Data records:
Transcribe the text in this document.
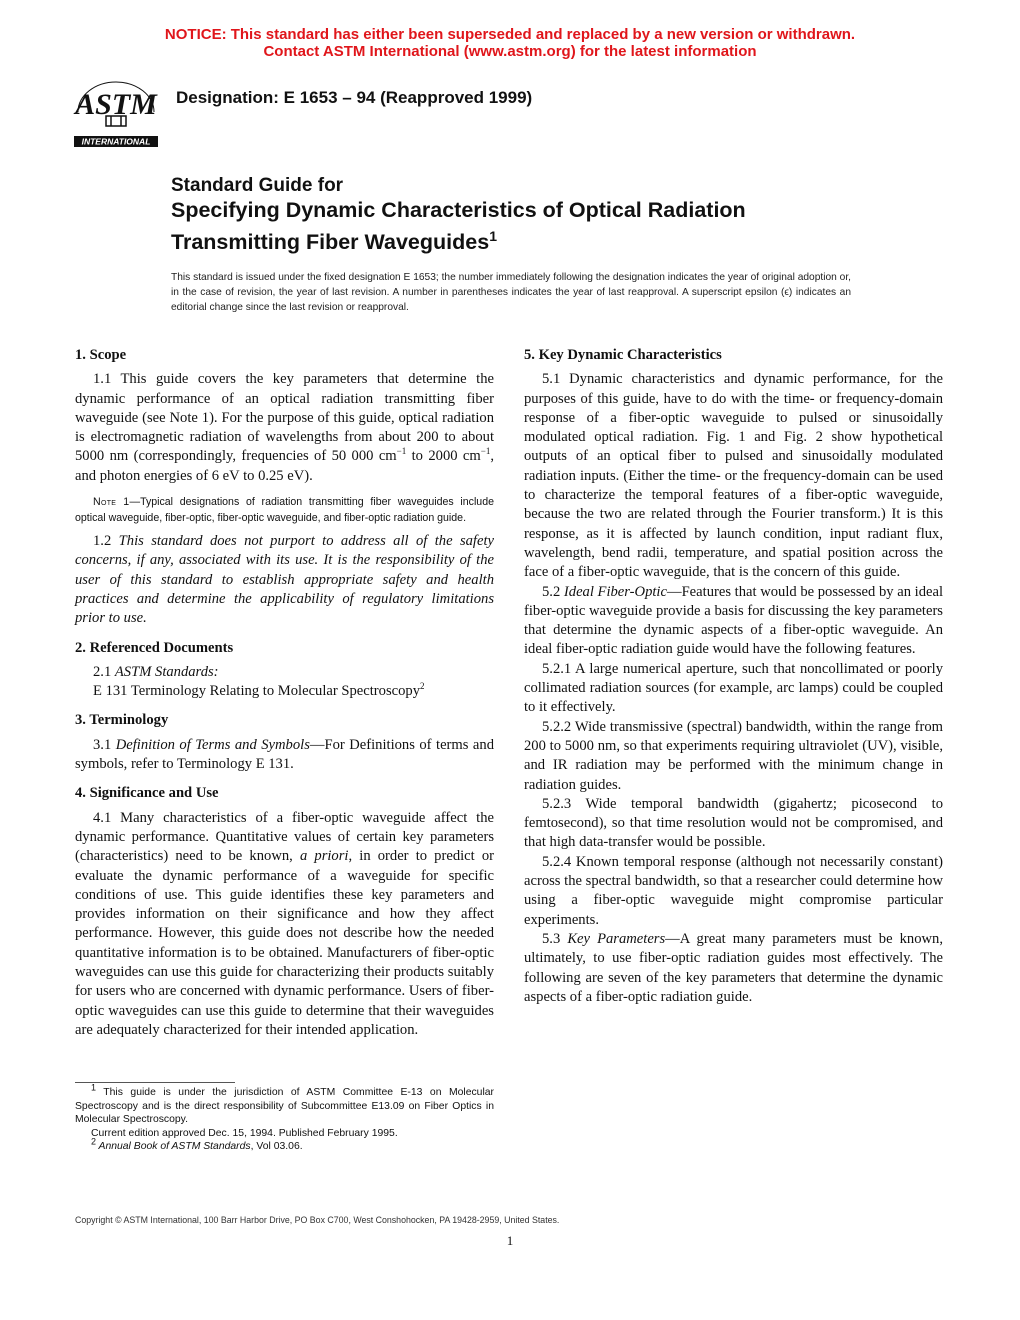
NOTICE: This standard has either been superseded and replaced by a new version or withdrawn.
Contact ASTM International (www.astm.org) for the latest information
ASTM
INTERNATIONAL
Designation: E 1653 – 94 (Reapproved 1999)
Standard Guide for
Specifying Dynamic Characteristics of Optical Radiation
Transmitting Fiber Waveguides$^1$
This standard is issued under the fixed designation E 1653; the number immediately following the designation indicates the year of original adoption or, in the case of revision, the year of last revision. A number in parentheses indicates the year of last reapproval. A superscript epsilon (ϵ) indicates an editorial change since the last revision or reapproval.

1. Scope

1.1 This guide covers the key parameters that determine the dynamic performance of an optical radiation transmitting fiber waveguide (see Note 1). For the purpose of this guide, optical radiation is electromagnetic radiation of wavelengths from about 200 to about 5000 nm (correspondingly, frequencies of 50 000 cm$^{-1}$ to 2000 cm$^{-1}$, and photon energies of 6 eV to 0.25 eV).

Note 1—Typical designations of radiation transmitting fiber waveguides include optical waveguide, fiber-optic, fiber-optic waveguide, and fiber-optic radiation guide.

1.2 This standard does not purport to address all of the safety concerns, if any, associated with its use. It is the responsibility of the user of this standard to establish appropriate safety and health practices and determine the applicability of regulatory limitations prior to use.

2. Referenced Documents

2.1 ASTM Standards:

E 131 Terminology Relating to Molecular Spectroscopy$^2$

3. Terminology

3.1 Definition of Terms and Symbols—For Definitions of terms and symbols, refer to Terminology E 131.

4. Significance and Use

4.1 Many characteristics of a fiber-optic waveguide affect the dynamic performance. Quantitative values of certain key parameters (characteristics) need to be known, a priori, in order to predict or evaluate the dynamic performance of a waveguide for specific conditions of use. This guide identifies these key parameters and provides information on their significance and how they affect performance. However, this guide does not describe how the needed quantitative information is to be obtained. Manufacturers of fiber-optic waveguides can use this guide for characterizing their products suitably for users who are concerned with dynamic performance. Users of fiber-optic waveguides can use this guide to determine that their waveguides are adequately characterized for their intended application.

5. Key Dynamic Characteristics

5.1 Dynamic characteristics and dynamic performance, for the purposes of this guide, have to do with the time- or frequency-domain response of a fiber-optic waveguide to pulsed or sinusoidally modulated optical radiation. Fig. 1 and Fig. 2 show hypothetical outputs of an optical fiber to pulsed and sinusoidally modulated radiation inputs. (Either the time- or the frequency-domain can be used to characterize the temporal features of a fiber-optic waveguide, because the two are related through the Fourier transform.) It is this response, as it is affected by launch condition, input radiant flux, wavelength, bend radii, temperature, and spatial position across the face of a fiber-optic waveguide, that is the concern of this guide.

5.2 Ideal Fiber-Optic—Features that would be possessed by an ideal fiber-optic waveguide provide a basis for discussing the key parameters that determine the dynamic aspects of a fiber-optic waveguide. An ideal fiber-optic radiation guide would have the following features.

5.2.1 A large numerical aperture, such that noncollimated or poorly collimated radiation sources (for example, arc lamps) could be coupled to it effectively.

5.2.2 Wide transmissive (spectral) bandwidth, within the range from 200 to 5000 nm, so that experiments requiring ultraviolet (UV), visible, and IR radiation may be performed with the minimum change in radiation guides.

5.2.3 Wide temporal bandwidth (gigahertz; picosecond to femtosecond), so that time resolution would not be compromised, and that high data-transfer would be possible.

5.2.4 Known temporal response (although not necessarily constant) across the spectral bandwidth, so that a researcher could determine how using a fiber-optic waveguide might compromise particular experiments.

5.3 Key Parameters—A great many parameters must be known, ultimately, to use fiber-optic radiation guides most effectively. The following are seven of the key parameters that determine the dynamic aspects of a fiber-optic radiation guide.

$^1$ This guide is under the jurisdiction of ASTM Committee E-13 on Molecular Spectroscopy and is the direct responsibility of Subcommittee E13.09 on Fiber Optics in Molecular Spectroscopy.

Current edition approved Dec. 15, 1994. Published February 1995.

$^2$ Annual Book of ASTM Standards, Vol 03.06.

Copyright © ASTM International, 100 Barr Harbor Drive, PO Box C700, West Conshohocken, PA 19428-2959, United States.
1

* [Task to complete] Please set down each line of the data above exactly as written, without the pictures.

* [Result of this task]
Transcribe the text in this document.
NOTICE: This standard has either been superseded and replaced by a new version or withdrawn.
Contact ASTM International (www.astm.org) for the latest information
ASTM
INTERNATIONAL
Designation: E 1653 – 94 (Reapproved 1999)
Standard Guide for
Specifying Dynamic Characteristics of Optical Radiation
Transmitting Fiber Waveguides$^1$
This standard is issued under the fixed designation E 1653; the number immediately following the designation indicates the year of original adoption or, in the case of revision, the year of last revision. A number in parentheses indicates the year of last reapproval. A superscript epsilon (ϵ) indicates an editorial change since the last revision or reapproval.

1. Scope

1.1 This guide covers the key parameters that determine the dynamic performance of an optical radiation transmitting fiber waveguide (see Note 1). For the purpose of this guide, optical radiation is electromagnetic radiation of wavelengths from about 200 to about 5000 nm (correspondingly, frequencies of 50 000 cm$^{-1}$ to 2000 cm$^{-1}$, and photon energies of 6 eV to 0.25 eV).

Note 1—Typical designations of radiation transmitting fiber waveguides include optical waveguide, fiber-optic, fiber-optic waveguide, and fiber-optic radiation guide.

1.2 This standard does not purport to address all of the safety concerns, if any, associated with its use. It is the responsibility of the user of this standard to establish appropriate safety and health practices and determine the applicability of regulatory limitations prior to use.

2. Referenced Documents

2.1 ASTM Standards:

E 131 Terminology Relating to Molecular Spectroscopy$^2$

3. Terminology

3.1 Definition of Terms and Symbols—For Definitions of terms and symbols, refer to Terminology E 131.

4. Significance and Use

4.1 Many characteristics of a fiber-optic waveguide affect the dynamic performance. Quantitative values of certain key parameters (characteristics) need to be known, a priori, in order to predict or evaluate the dynamic performance of a waveguide for specific conditions of use. This guide identifies these key parameters and provides information on their significance and how they affect performance. However, this guide does not describe how the needed quantitative information is to be obtained. Manufacturers of fiber-optic waveguides can use this guide for characterizing their products suitably for users who are concerned with dynamic performance. Users of fiber-optic waveguides can use this guide to determine that their waveguides are adequately characterized for their intended application.

5. Key Dynamic Characteristics

5.1 Dynamic characteristics and dynamic performance, for the purposes of this guide, have to do with the time- or frequency-domain response of a fiber-optic waveguide to pulsed or sinusoidally modulated optical radiation. Fig. 1 and Fig. 2 show hypothetical outputs of an optical fiber to pulsed and sinusoidally modulated radiation inputs. (Either the time- or the frequency-domain can be used to characterize the temporal features of a fiber-optic waveguide, because the two are related through the Fourier transform.) It is this response, as it is affected by launch condition, input radiant flux, wavelength, bend radii, temperature, and spatial position across the face of a fiber-optic waveguide, that is the concern of this guide.

5.2 Ideal Fiber-Optic—Features that would be possessed by an ideal fiber-optic waveguide provide a basis for discussing the key parameters that determine the dynamic aspects of a fiber-optic waveguide. An ideal fiber-optic radiation guide would have the following features.

5.2.1 A large numerical aperture, such that noncollimated or poorly collimated radiation sources (for example, arc lamps) could be coupled to it effectively.

5.2.2 Wide transmissive (spectral) bandwidth, within the range from 200 to 5000 nm, so that experiments requiring ultraviolet (UV), visible, and IR radiation may be performed with the minimum change in radiation guides.

5.2.3 Wide temporal bandwidth (gigahertz; picosecond to femtosecond), so that time resolution would not be compromised, and that high data-transfer would be possible.

5.2.4 Known temporal response (although not necessarily constant) across the spectral bandwidth, so that a researcher could determine how using a fiber-optic waveguide might compromise particular experiments.

5.3 Key Parameters—A great many parameters must be known, ultimately, to use fiber-optic radiation guides most effectively. The following are seven of the key parameters that determine the dynamic aspects of a fiber-optic radiation guide.

$^1$ This guide is under the jurisdiction of ASTM Committee E-13 on Molecular Spectroscopy and is the direct responsibility of Subcommittee E13.09 on Fiber Optics in Molecular Spectroscopy.

Current edition approved Dec. 15, 1994. Published February 1995.

$^2$ Annual Book of ASTM Standards, Vol 03.06.

Copyright © ASTM International, 100 Barr Harbor Drive, PO Box C700, West Conshohocken, PA 19428-2959, United States.
1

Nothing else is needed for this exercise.